### [To be done]
Output every line exactly as written. Leave out pictures.

Stored entries:
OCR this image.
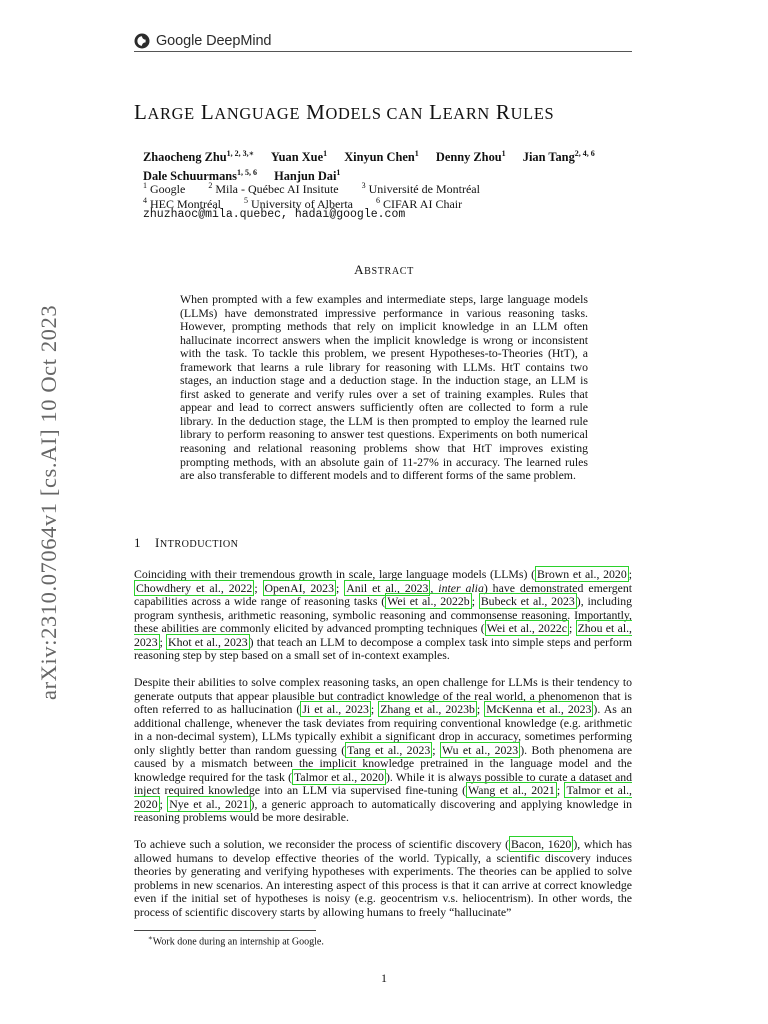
Google DeepMind
arXiv:2310.07064v1 [cs.AI] 10 Oct 2023
LARGE LANGUAGE MODELS CAN LEARN RULES
Zhaocheng Zhu$^{1, 2, 3,∗}$ Yuan Xue$^1$ Xinyun Chen$^1$ Denny Zhou$^1$ Jian Tang$^{2, 4, 6}$
Dale Schuurmans$^{1, 5, 6}$ Hanjun Dai$^1$
$^1$ Google	$^2$ Mila - Québec AI Insitute	$^3$ Université de Montréal
$^4$ HEC Montréal	$^5$ University of Alberta	$^6$ CIFAR AI Chair
zhuzhaoc@mila.quebec, hadai@google.com
ABSTRACT
When prompted with a few examples and intermediate steps, large language models (LLMs) have demonstrated impressive performance in various reasoning tasks. However, prompting methods that rely on implicit knowledge in an LLM often hallucinate incorrect answers when the implicit knowledge is wrong or inconsistent with the task. To tackle this problem, we present Hypotheses-to-Theories (HtT), a framework that learns a rule library for reasoning with LLMs. HtT contains two stages, an induction stage and a deduction stage. In the induction stage, an LLM is first asked to generate and verify rules over a set of training examples. Rules that appear and lead to correct answers sufficiently often are collected to form a rule library. In the deduction stage, the LLM is then prompted to employ the learned rule library to perform reasoning to answer test questions. Experiments on both numerical reasoning and relational reasoning problems show that HtT improves existing prompting methods, with an absolute gain of 11-27% in accuracy. The learned rules are also transferable to different models and to different forms of the same problem.
1 INTRODUCTION
Coinciding with their tremendous growth in scale, large language models (LLMs) ( Brown et al., 2020 ; Chowdhery et al., 2022 ; OpenAI, 2023 ; Anil et al., 2023 , inter alia) have demonstrated emergent capabilities across a wide range of reasoning tasks ( Wei et al., 2022b ; Bubeck et al., 2023 ), including program synthesis, arithmetic reasoning, symbolic reasoning and commonsense reasoning. Importantly, these abilities are commonly elicited by advanced prompting techniques ( Wei et al., 2022c ; Zhou et al., 2023 ; Khot et al., 2023 ) that teach an LLM to decompose a complex task into simple steps and perform reasoning step by step based on a small set of in-context examples.
Despite their abilities to solve complex reasoning tasks, an open challenge for LLMs is their tendency to generate outputs that appear plausible but contradict knowledge of the real world, a phenomenon that is often referred to as hallucination ( Ji et al., 2023 ; Zhang et al., 2023b ; McKenna et al., 2023 ). As an additional challenge, whenever the task deviates from requiring conventional knowledge (e.g. arithmetic in a non-decimal system), LLMs typically exhibit a significant drop in accuracy, sometimes performing only slightly better than random guessing ( Tang et al., 2023 ; Wu et al., 2023 ). Both phenomena are caused by a mismatch between the implicit knowledge pretrained in the language model and the knowledge required for the task ( Talmor et al., 2020 ). While it is always possible to curate a dataset and inject required knowledge into an LLM via supervised fine-tuning ( Wang et al., 2021 ; Talmor et al., 2020 ; Nye et al., 2021 ), a generic approach to automatically discovering and applying knowledge in reasoning problems would be more desirable.
To achieve such a solution, we reconsider the process of scientific discovery ( Bacon, 1620 ), which has allowed humans to develop effective theories of the world. Typically, a scientific discovery induces theories by generating and verifying hypotheses with experiments. The theories can be applied to solve problems in new scenarios. An interesting aspect of this process is that it can arrive at correct knowledge even if the initial set of hypotheses is noisy (e.g. geocentrism v.s. heliocentrism). In other words, the process of scientific discovery starts by allowing humans to freely “hallucinate”
∗Work done during an internship at Google.
1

### [Answer in full]
OCR this image.
Google DeepMind
arXiv:2310.07064v1 [cs.AI] 10 Oct 2023
LARGE LANGUAGE MODELS CAN LEARN RULES
Zhaocheng Zhu$^{1, 2, 3,∗}$ Yuan Xue$^1$ Xinyun Chen$^1$ Denny Zhou$^1$ Jian Tang$^{2, 4, 6}$
Dale Schuurmans$^{1, 5, 6}$ Hanjun Dai$^1$
$^1$ Google	$^2$ Mila - Québec AI Insitute	$^3$ Université de Montréal
$^4$ HEC Montréal	$^5$ University of Alberta	$^6$ CIFAR AI Chair
zhuzhaoc@mila.quebec, hadai@google.com
ABSTRACT
When prompted with a few examples and intermediate steps, large language models (LLMs) have demonstrated impressive performance in various reasoning tasks. However, prompting methods that rely on implicit knowledge in an LLM often hallucinate incorrect answers when the implicit knowledge is wrong or inconsistent with the task. To tackle this problem, we present Hypotheses-to-Theories (HtT), a framework that learns a rule library for reasoning with LLMs. HtT contains two stages, an induction stage and a deduction stage. In the induction stage, an LLM is first asked to generate and verify rules over a set of training examples. Rules that appear and lead to correct answers sufficiently often are collected to form a rule library. In the deduction stage, the LLM is then prompted to employ the learned rule library to perform reasoning to answer test questions. Experiments on both numerical reasoning and relational reasoning problems show that HtT improves existing prompting methods, with an absolute gain of 11-27% in accuracy. The learned rules are also transferable to different models and to different forms of the same problem.
1 INTRODUCTION
Coinciding with their tremendous growth in scale, large language models (LLMs) ( Brown et al., 2020 ; Chowdhery et al., 2022 ; OpenAI, 2023 ; Anil et al., 2023 , inter alia) have demonstrated emergent capabilities across a wide range of reasoning tasks ( Wei et al., 2022b ; Bubeck et al., 2023 ), including program synthesis, arithmetic reasoning, symbolic reasoning and commonsense reasoning. Importantly, these abilities are commonly elicited by advanced prompting techniques ( Wei et al., 2022c ; Zhou et al., 2023 ; Khot et al., 2023 ) that teach an LLM to decompose a complex task into simple steps and perform reasoning step by step based on a small set of in-context examples.
Despite their abilities to solve complex reasoning tasks, an open challenge for LLMs is their tendency to generate outputs that appear plausible but contradict knowledge of the real world, a phenomenon that is often referred to as hallucination ( Ji et al., 2023 ; Zhang et al., 2023b ; McKenna et al., 2023 ). As an additional challenge, whenever the task deviates from requiring conventional knowledge (e.g. arithmetic in a non-decimal system), LLMs typically exhibit a significant drop in accuracy, sometimes performing only slightly better than random guessing ( Tang et al., 2023 ; Wu et al., 2023 ). Both phenomena are caused by a mismatch between the implicit knowledge pretrained in the language model and the knowledge required for the task ( Talmor et al., 2020 ). While it is always possible to curate a dataset and inject required knowledge into an LLM via supervised fine-tuning ( Wang et al., 2021 ; Talmor et al., 2020 ; Nye et al., 2021 ), a generic approach to automatically discovering and applying knowledge in reasoning problems would be more desirable.
To achieve such a solution, we reconsider the process of scientific discovery ( Bacon, 1620 ), which has allowed humans to develop effective theories of the world. Typically, a scientific discovery induces theories by generating and verifying hypotheses with experiments. The theories can be applied to solve problems in new scenarios. An interesting aspect of this process is that it can arrive at correct knowledge even if the initial set of hypotheses is noisy (e.g. geocentrism v.s. heliocentrism). In other words, the process of scientific discovery starts by allowing humans to freely “hallucinate”
∗Work done during an internship at Google.
1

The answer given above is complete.